# [What you are asked to do]
List every line below containing "docent".

# [Information supplied]
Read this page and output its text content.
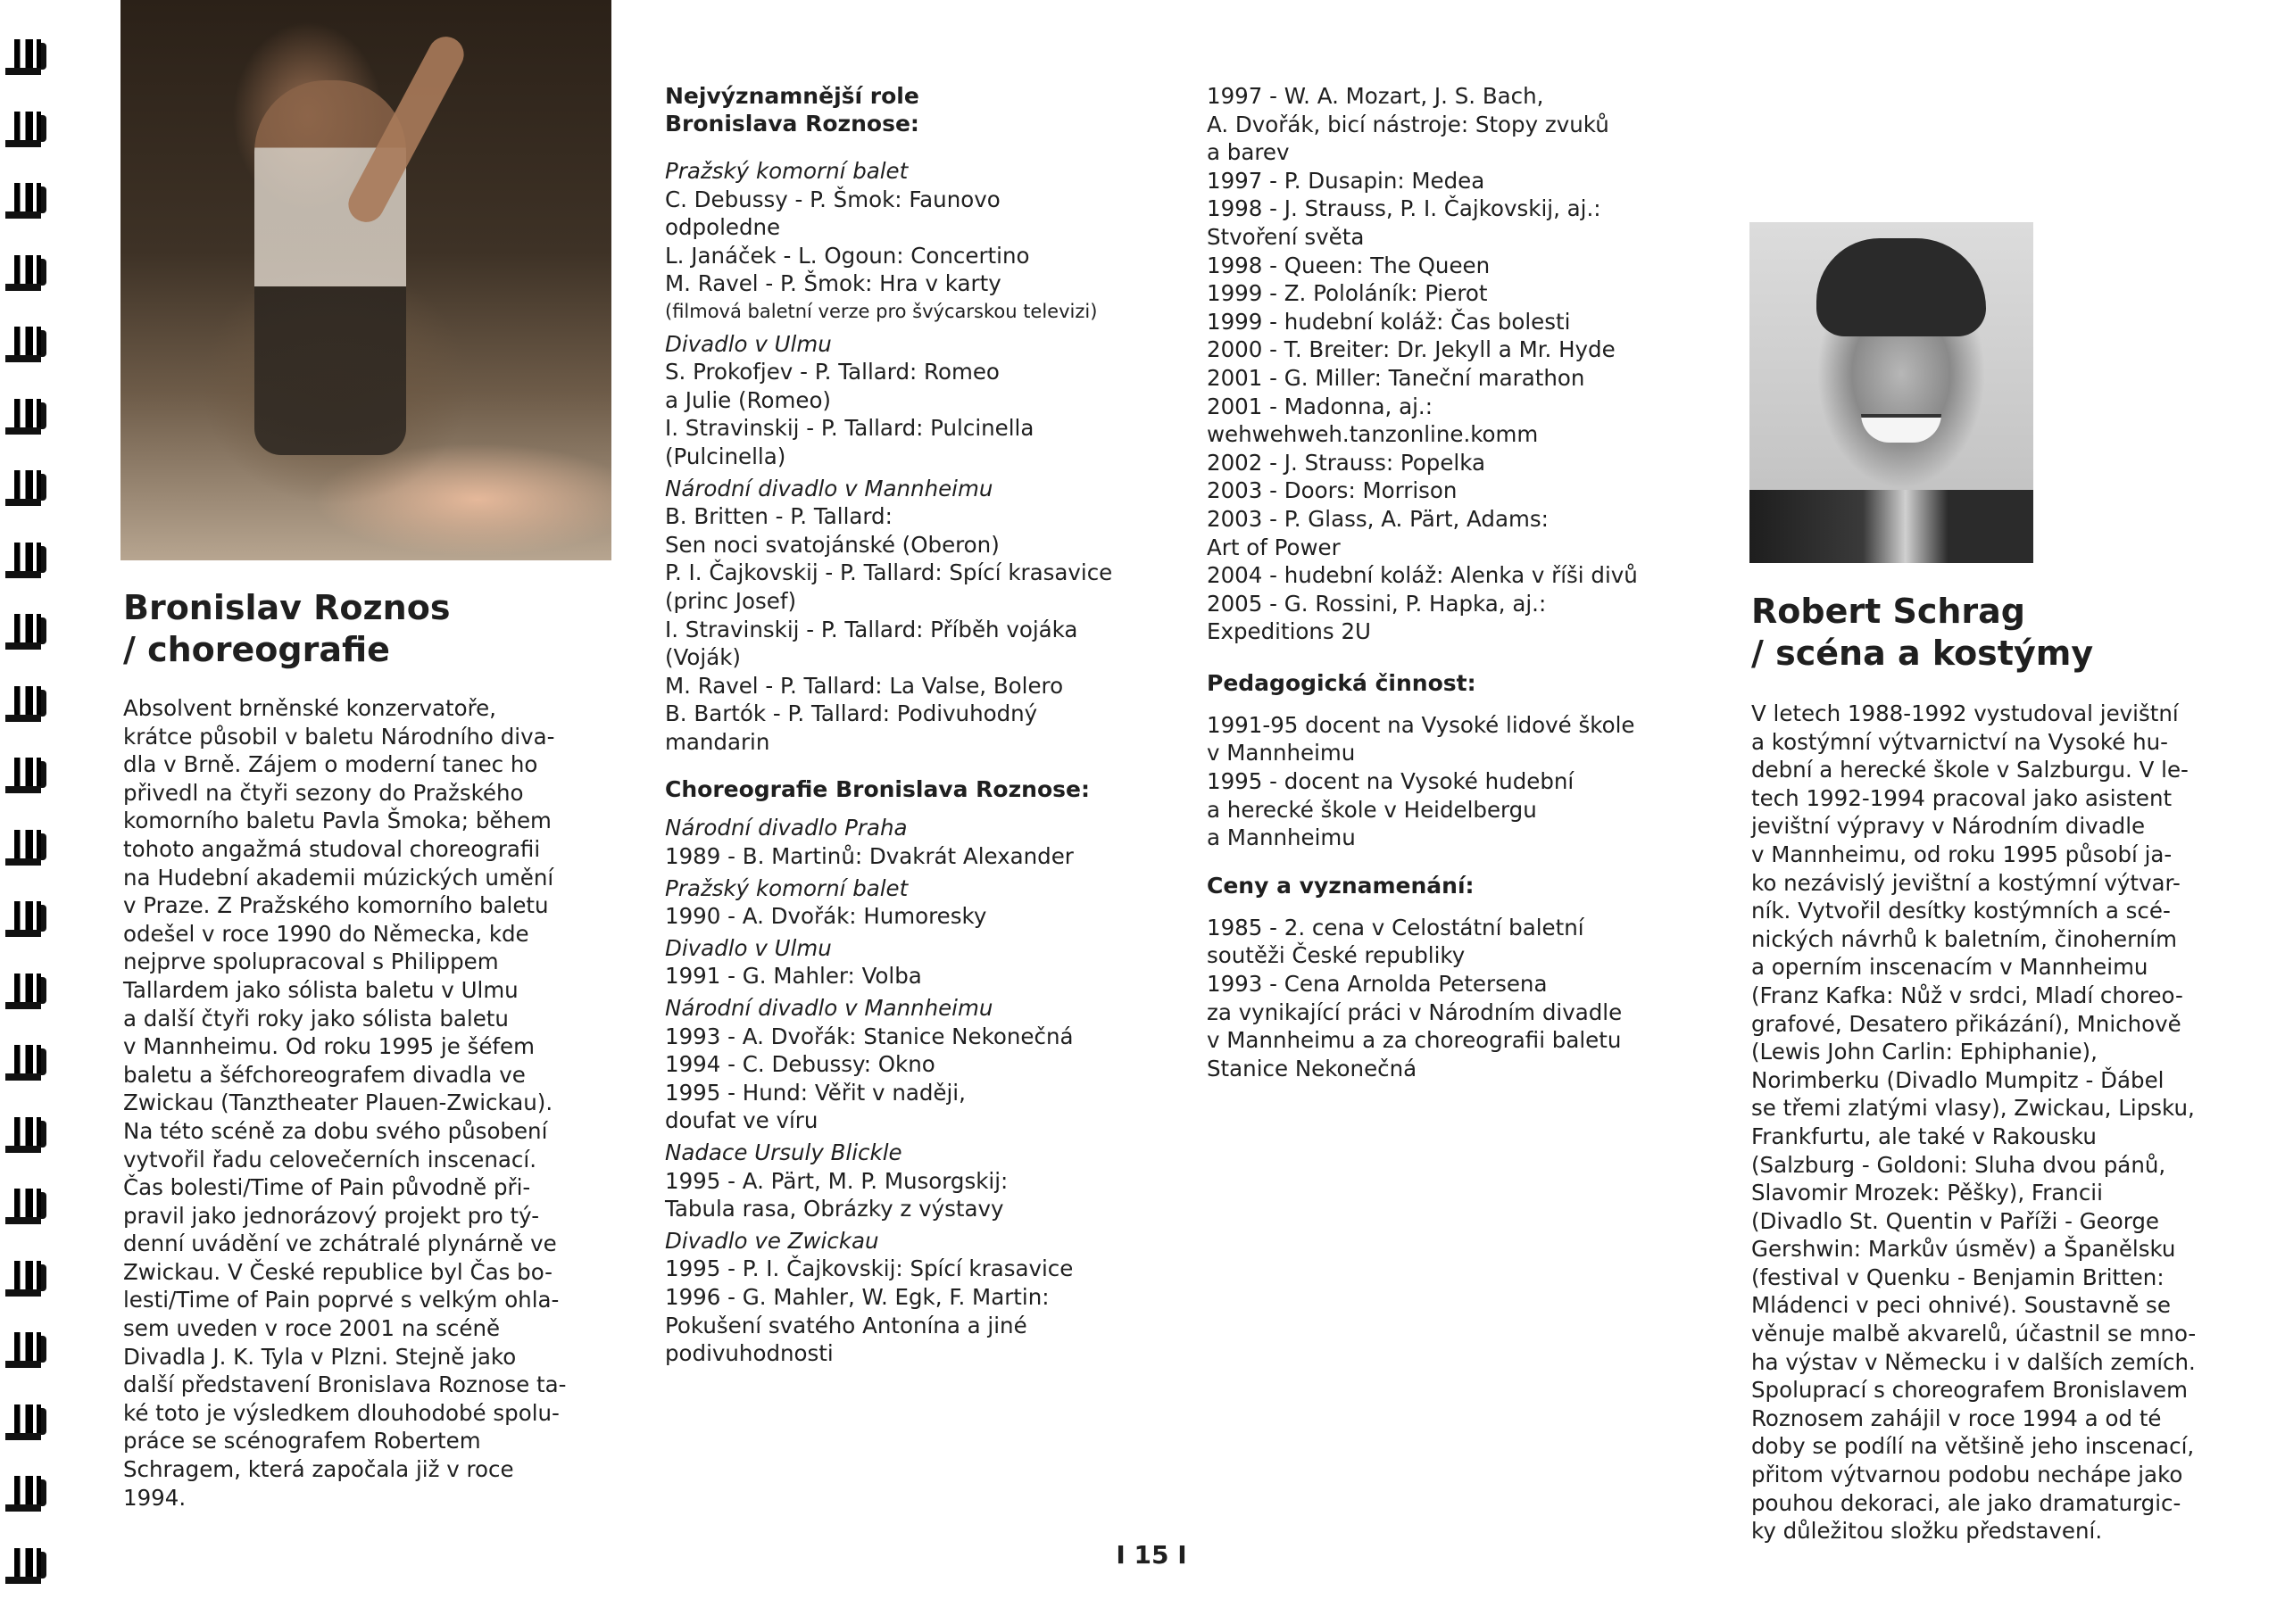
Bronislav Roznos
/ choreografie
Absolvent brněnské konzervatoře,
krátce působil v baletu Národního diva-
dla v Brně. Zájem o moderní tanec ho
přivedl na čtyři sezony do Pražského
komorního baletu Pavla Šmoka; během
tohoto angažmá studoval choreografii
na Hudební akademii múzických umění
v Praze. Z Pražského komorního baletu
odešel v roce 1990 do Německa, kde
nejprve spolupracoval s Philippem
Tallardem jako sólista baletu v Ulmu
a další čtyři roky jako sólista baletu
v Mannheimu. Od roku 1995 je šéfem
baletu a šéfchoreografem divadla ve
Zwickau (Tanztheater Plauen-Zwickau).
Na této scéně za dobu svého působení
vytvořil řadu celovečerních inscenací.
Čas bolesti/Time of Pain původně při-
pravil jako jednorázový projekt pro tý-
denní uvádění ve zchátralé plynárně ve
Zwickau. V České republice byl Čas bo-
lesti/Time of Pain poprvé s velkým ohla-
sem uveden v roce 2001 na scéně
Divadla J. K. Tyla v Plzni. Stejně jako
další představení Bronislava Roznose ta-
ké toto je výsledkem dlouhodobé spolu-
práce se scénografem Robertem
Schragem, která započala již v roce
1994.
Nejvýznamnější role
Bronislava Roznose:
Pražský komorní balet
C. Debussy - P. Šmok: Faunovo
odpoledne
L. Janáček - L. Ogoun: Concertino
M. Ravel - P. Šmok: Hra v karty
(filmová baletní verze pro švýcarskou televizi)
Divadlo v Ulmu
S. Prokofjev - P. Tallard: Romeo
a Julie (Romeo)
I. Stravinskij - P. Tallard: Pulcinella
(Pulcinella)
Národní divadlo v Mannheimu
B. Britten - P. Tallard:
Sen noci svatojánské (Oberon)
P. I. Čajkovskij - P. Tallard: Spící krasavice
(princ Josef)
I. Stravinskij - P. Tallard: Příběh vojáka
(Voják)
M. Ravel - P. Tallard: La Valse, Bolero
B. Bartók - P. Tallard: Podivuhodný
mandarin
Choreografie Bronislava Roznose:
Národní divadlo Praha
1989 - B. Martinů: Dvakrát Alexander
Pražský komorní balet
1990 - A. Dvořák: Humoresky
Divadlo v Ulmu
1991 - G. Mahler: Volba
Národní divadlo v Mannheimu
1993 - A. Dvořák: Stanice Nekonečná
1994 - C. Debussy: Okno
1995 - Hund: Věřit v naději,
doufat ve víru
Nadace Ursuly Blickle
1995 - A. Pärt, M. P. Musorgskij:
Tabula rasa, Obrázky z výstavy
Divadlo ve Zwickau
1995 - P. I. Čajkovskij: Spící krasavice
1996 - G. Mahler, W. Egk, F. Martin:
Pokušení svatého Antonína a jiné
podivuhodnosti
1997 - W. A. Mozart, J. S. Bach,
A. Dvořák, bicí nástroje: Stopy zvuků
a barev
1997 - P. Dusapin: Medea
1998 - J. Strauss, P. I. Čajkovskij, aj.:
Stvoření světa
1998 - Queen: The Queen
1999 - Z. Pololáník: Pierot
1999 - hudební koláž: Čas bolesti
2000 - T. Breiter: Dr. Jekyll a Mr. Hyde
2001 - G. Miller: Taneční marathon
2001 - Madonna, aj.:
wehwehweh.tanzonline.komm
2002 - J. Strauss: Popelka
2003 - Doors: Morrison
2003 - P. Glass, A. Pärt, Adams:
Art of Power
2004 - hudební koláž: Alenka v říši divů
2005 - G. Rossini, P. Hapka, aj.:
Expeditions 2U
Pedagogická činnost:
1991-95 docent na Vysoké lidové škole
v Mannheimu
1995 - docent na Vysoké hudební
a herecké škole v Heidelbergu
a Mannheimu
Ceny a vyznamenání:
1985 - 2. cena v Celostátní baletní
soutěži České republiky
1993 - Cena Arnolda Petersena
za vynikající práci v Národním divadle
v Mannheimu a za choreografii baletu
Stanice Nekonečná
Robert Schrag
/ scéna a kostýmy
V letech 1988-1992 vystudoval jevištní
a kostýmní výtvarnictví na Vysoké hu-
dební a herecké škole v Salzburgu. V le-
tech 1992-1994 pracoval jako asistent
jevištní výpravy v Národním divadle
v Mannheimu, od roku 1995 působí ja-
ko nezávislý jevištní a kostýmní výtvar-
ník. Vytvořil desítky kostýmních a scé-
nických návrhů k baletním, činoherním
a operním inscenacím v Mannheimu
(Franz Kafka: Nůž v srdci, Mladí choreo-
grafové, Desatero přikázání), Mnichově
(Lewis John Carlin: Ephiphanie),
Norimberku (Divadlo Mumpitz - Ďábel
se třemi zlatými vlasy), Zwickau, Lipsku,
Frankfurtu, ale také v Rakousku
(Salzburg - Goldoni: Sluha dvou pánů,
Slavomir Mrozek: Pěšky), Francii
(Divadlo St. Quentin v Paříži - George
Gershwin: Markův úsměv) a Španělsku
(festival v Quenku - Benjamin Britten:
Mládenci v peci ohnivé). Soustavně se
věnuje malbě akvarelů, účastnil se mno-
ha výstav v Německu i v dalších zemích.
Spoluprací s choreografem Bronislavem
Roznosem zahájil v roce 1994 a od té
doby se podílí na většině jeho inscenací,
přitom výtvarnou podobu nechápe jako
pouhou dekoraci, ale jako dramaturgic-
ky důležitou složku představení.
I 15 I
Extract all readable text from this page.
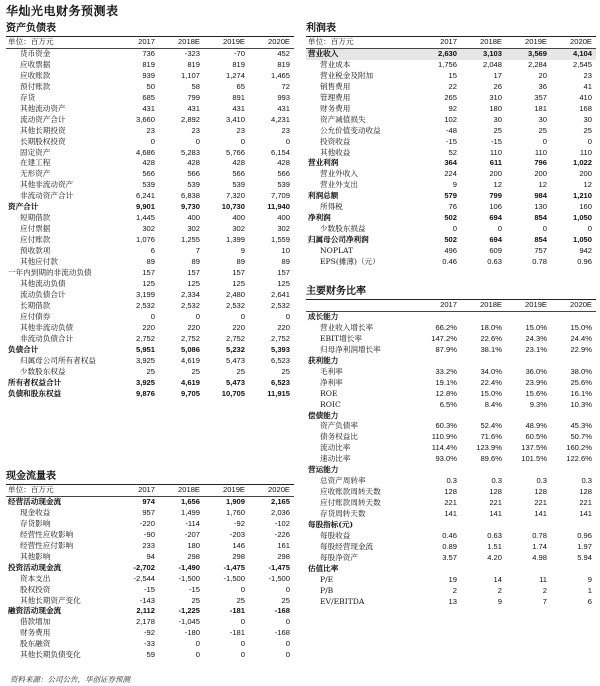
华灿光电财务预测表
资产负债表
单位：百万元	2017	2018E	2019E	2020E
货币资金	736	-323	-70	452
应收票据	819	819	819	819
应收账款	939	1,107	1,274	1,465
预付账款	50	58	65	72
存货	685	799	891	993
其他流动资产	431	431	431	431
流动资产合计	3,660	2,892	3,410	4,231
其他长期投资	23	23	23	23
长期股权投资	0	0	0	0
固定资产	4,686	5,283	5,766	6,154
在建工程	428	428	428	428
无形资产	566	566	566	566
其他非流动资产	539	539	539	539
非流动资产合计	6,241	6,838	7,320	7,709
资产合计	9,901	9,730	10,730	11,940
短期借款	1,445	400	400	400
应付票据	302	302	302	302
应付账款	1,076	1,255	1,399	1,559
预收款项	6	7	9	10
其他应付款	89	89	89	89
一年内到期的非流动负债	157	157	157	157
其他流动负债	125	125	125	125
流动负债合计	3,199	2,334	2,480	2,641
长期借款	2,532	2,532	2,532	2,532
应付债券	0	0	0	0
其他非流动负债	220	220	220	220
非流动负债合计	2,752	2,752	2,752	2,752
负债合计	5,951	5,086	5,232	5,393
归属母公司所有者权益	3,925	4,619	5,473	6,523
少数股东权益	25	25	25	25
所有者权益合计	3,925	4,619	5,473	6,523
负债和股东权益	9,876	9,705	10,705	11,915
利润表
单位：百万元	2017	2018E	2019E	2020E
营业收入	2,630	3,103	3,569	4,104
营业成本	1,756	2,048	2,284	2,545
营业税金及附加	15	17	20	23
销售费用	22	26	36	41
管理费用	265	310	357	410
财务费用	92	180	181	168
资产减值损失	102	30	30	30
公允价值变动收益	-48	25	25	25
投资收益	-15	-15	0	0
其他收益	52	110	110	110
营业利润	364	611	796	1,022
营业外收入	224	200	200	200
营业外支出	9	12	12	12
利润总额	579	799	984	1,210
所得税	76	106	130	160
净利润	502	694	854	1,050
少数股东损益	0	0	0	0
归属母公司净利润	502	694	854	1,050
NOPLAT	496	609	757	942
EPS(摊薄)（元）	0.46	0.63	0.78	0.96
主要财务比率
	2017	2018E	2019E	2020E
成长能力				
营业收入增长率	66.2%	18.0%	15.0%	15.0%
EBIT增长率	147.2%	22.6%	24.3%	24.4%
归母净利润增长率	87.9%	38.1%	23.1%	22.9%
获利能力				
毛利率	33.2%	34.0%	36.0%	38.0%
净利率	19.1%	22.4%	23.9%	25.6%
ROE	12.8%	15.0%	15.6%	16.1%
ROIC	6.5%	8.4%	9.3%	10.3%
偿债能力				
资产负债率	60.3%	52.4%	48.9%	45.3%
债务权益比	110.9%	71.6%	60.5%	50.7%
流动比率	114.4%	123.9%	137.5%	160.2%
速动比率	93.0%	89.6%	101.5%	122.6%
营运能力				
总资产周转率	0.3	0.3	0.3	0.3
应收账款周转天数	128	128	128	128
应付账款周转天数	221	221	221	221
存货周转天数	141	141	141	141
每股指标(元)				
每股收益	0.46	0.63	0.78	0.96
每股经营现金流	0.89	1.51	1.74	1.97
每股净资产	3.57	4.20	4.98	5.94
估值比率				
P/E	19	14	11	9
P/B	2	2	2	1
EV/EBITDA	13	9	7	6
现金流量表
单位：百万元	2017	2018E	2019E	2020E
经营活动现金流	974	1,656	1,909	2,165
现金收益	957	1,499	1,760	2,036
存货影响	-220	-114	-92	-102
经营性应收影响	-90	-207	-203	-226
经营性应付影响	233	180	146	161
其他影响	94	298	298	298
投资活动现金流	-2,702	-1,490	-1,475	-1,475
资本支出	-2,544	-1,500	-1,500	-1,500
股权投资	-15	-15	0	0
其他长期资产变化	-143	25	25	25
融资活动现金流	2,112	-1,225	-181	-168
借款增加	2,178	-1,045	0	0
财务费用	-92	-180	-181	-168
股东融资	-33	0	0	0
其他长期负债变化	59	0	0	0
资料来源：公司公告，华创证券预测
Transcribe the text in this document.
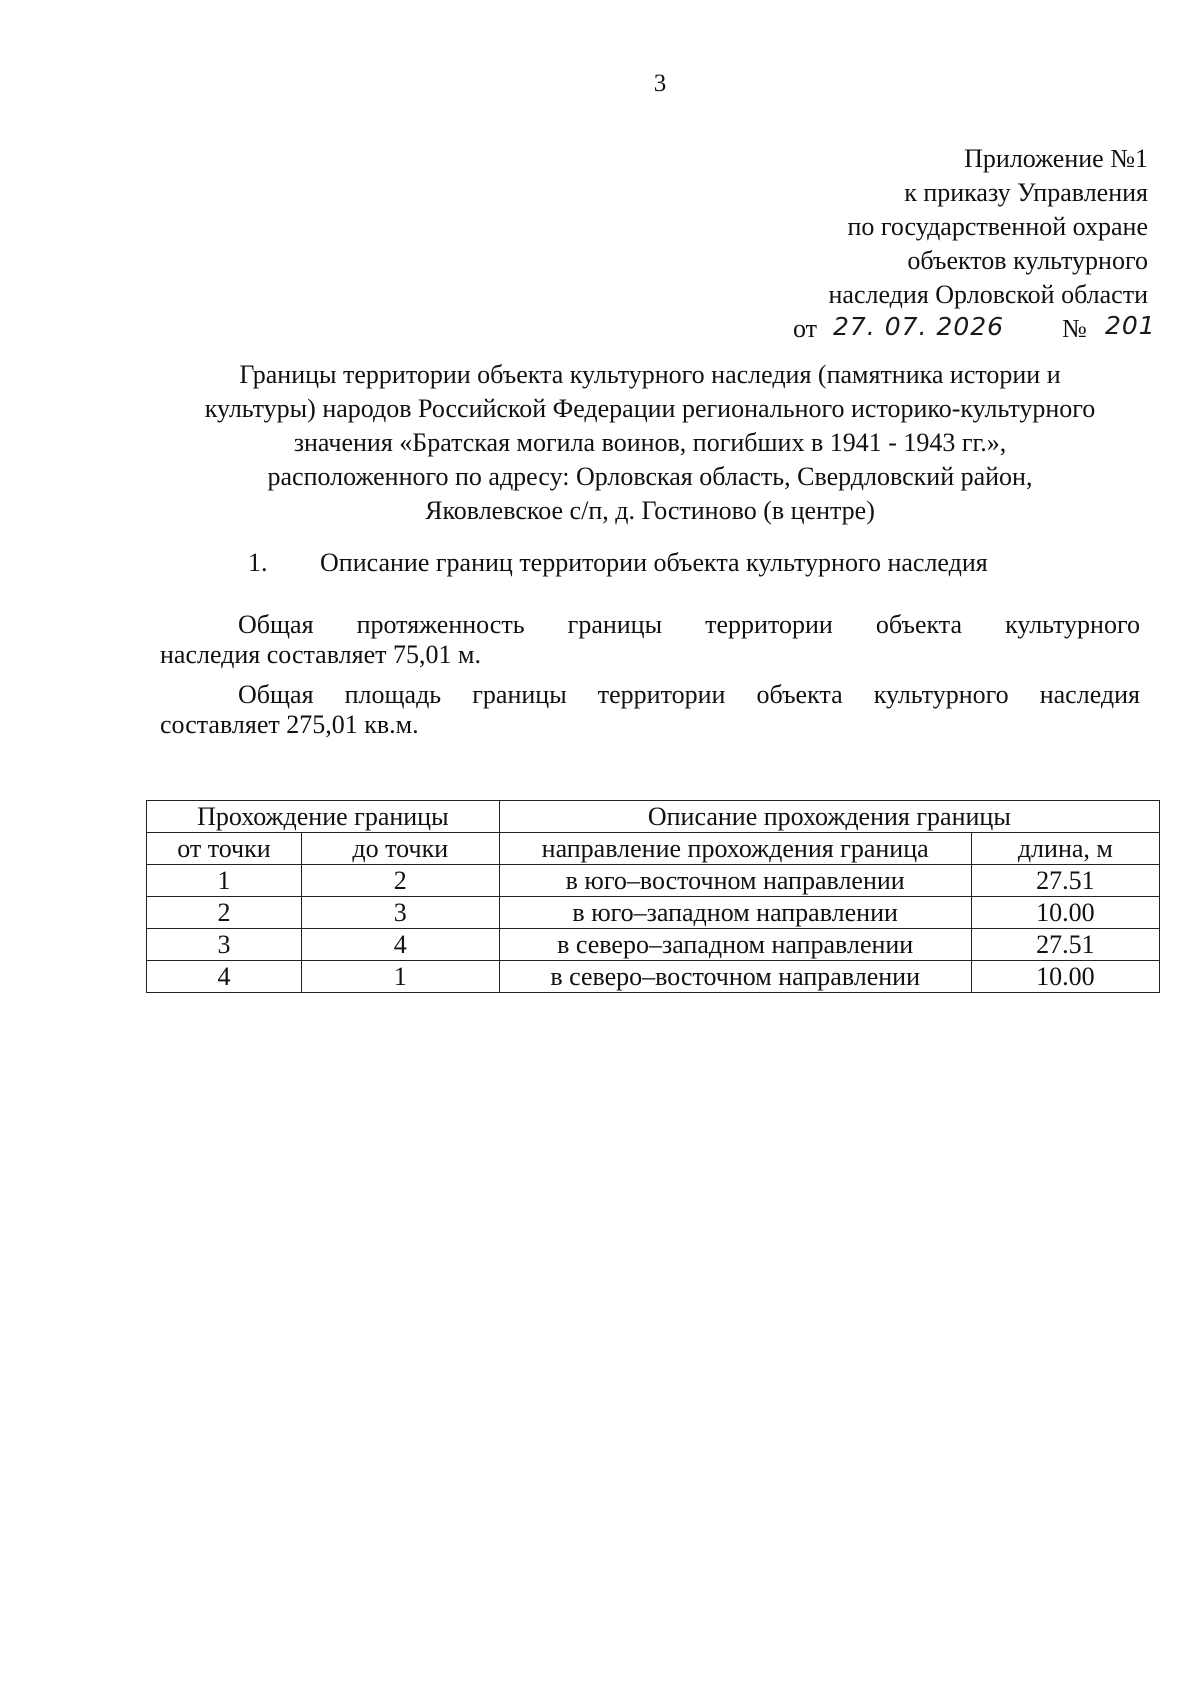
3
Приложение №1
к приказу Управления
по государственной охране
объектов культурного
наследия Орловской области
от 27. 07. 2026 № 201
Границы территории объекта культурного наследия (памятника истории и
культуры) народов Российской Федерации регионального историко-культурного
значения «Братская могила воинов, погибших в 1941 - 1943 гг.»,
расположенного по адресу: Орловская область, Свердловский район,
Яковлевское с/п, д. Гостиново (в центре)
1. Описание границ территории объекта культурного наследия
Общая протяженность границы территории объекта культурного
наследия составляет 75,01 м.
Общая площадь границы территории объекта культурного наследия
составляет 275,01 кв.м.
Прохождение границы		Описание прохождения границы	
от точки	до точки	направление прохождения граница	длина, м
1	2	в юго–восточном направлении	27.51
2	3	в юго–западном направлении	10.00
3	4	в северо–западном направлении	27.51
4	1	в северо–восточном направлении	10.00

# [Solution to this problem]
1991-95 docent na Vysoké lidové škole
1995 - docent na Vysoké hudební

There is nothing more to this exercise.